- **Instructions to follow**: Wherever a line holds the string "rest", copy that line.

- **Supplied data**:
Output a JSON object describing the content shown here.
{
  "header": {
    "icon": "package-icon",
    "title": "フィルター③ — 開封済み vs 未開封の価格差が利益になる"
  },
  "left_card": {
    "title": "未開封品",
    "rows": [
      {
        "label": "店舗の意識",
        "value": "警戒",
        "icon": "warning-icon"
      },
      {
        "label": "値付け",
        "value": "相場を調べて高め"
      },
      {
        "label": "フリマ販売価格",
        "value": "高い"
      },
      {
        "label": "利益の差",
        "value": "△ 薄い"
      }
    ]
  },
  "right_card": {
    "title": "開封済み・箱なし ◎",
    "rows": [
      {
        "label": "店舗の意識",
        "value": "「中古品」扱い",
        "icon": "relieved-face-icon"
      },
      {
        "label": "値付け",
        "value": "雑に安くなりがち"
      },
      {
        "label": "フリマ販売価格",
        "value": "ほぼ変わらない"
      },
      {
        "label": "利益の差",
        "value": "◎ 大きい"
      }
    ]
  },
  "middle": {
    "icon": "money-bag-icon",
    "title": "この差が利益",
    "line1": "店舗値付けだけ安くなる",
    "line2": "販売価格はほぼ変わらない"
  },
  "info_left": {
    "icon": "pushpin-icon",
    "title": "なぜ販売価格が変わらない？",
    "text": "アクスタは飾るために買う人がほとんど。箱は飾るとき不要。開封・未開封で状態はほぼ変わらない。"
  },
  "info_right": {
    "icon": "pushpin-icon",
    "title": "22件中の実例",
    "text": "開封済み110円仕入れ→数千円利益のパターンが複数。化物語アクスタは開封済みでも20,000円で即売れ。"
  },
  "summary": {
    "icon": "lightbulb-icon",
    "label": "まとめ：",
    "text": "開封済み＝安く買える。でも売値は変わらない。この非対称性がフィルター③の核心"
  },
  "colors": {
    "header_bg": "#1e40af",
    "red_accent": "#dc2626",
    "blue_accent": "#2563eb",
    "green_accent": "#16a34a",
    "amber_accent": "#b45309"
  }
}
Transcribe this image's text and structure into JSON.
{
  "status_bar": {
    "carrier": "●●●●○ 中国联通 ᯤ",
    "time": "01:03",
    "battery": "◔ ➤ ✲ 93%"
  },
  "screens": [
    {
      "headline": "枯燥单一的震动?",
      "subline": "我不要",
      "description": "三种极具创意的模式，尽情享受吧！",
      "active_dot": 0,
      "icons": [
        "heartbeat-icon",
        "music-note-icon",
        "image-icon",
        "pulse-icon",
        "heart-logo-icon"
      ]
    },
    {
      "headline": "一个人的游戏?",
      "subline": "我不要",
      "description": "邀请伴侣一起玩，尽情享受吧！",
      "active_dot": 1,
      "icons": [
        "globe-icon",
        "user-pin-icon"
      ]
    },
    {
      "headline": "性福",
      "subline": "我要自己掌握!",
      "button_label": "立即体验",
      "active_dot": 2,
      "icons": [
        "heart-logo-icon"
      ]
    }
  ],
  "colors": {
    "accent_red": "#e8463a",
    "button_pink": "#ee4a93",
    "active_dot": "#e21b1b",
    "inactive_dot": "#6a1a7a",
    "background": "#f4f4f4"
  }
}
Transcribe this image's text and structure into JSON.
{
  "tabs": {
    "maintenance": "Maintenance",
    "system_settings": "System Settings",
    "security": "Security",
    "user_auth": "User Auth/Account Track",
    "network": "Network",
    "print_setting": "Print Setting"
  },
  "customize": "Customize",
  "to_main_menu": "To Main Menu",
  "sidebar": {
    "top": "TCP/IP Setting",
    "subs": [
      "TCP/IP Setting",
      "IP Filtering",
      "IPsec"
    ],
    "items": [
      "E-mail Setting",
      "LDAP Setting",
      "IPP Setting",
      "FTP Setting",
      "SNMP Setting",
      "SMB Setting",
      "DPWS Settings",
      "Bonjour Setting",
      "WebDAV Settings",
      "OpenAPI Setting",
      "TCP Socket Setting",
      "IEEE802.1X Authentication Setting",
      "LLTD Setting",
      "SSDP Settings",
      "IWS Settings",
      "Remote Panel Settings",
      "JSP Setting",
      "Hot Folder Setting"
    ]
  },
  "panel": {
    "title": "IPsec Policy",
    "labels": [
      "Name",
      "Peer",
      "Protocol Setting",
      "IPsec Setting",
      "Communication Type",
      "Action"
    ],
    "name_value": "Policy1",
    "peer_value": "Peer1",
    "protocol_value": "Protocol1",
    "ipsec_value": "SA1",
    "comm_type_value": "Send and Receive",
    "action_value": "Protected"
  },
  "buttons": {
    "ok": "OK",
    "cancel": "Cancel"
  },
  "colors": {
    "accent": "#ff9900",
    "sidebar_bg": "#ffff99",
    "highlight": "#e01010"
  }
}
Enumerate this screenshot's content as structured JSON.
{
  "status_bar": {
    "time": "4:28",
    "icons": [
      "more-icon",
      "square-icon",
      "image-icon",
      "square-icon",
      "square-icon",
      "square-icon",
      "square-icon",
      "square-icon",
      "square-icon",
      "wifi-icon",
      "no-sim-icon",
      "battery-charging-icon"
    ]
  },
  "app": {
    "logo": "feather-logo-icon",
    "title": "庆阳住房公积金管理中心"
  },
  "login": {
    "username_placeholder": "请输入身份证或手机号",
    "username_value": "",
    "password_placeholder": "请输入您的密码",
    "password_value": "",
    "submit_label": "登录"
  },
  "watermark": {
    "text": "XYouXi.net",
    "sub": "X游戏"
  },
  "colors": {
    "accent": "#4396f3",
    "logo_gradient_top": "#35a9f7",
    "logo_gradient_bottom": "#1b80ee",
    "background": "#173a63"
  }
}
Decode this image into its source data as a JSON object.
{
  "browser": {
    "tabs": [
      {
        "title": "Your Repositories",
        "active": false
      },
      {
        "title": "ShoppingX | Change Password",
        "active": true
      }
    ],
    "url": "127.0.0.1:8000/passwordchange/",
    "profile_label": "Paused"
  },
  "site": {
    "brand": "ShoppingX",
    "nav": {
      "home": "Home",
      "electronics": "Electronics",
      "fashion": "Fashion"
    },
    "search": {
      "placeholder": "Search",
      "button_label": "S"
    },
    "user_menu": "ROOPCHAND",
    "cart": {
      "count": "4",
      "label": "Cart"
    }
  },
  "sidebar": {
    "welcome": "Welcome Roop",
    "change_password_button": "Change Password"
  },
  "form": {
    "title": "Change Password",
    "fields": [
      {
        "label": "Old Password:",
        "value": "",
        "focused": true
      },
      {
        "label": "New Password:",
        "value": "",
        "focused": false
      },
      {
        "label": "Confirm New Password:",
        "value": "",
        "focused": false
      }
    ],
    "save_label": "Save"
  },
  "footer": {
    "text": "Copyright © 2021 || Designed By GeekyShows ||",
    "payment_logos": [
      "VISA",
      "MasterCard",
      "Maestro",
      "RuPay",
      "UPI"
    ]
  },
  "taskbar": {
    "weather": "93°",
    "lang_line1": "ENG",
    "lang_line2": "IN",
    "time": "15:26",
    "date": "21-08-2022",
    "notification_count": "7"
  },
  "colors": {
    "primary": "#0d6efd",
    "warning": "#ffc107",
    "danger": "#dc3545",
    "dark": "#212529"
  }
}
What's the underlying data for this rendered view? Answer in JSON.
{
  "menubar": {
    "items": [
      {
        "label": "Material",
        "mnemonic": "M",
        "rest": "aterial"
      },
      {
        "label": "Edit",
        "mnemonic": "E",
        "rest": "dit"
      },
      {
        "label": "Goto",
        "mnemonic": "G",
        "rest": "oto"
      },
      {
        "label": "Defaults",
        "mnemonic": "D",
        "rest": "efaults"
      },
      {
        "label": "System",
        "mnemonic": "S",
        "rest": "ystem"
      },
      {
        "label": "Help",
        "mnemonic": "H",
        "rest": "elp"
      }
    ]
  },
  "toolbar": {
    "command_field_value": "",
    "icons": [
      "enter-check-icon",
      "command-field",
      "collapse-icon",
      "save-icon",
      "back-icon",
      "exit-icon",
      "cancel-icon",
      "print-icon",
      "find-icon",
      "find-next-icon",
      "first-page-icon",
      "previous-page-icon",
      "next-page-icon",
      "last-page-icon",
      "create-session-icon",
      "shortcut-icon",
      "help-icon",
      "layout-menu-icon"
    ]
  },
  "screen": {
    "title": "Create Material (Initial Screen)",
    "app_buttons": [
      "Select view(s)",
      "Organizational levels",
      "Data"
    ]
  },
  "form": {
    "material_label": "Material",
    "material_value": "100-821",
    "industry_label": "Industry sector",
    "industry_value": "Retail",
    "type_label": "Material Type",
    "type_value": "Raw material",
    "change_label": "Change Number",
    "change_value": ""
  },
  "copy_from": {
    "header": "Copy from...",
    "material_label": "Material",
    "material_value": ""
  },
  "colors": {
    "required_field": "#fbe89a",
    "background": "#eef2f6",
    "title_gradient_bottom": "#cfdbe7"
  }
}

- **The answer**:
        "rest": "aterial"
        "rest": "dit"
        "rest": "oto"
        "rest": "efaults"
        "rest": "ystem"
        "rest": "elp"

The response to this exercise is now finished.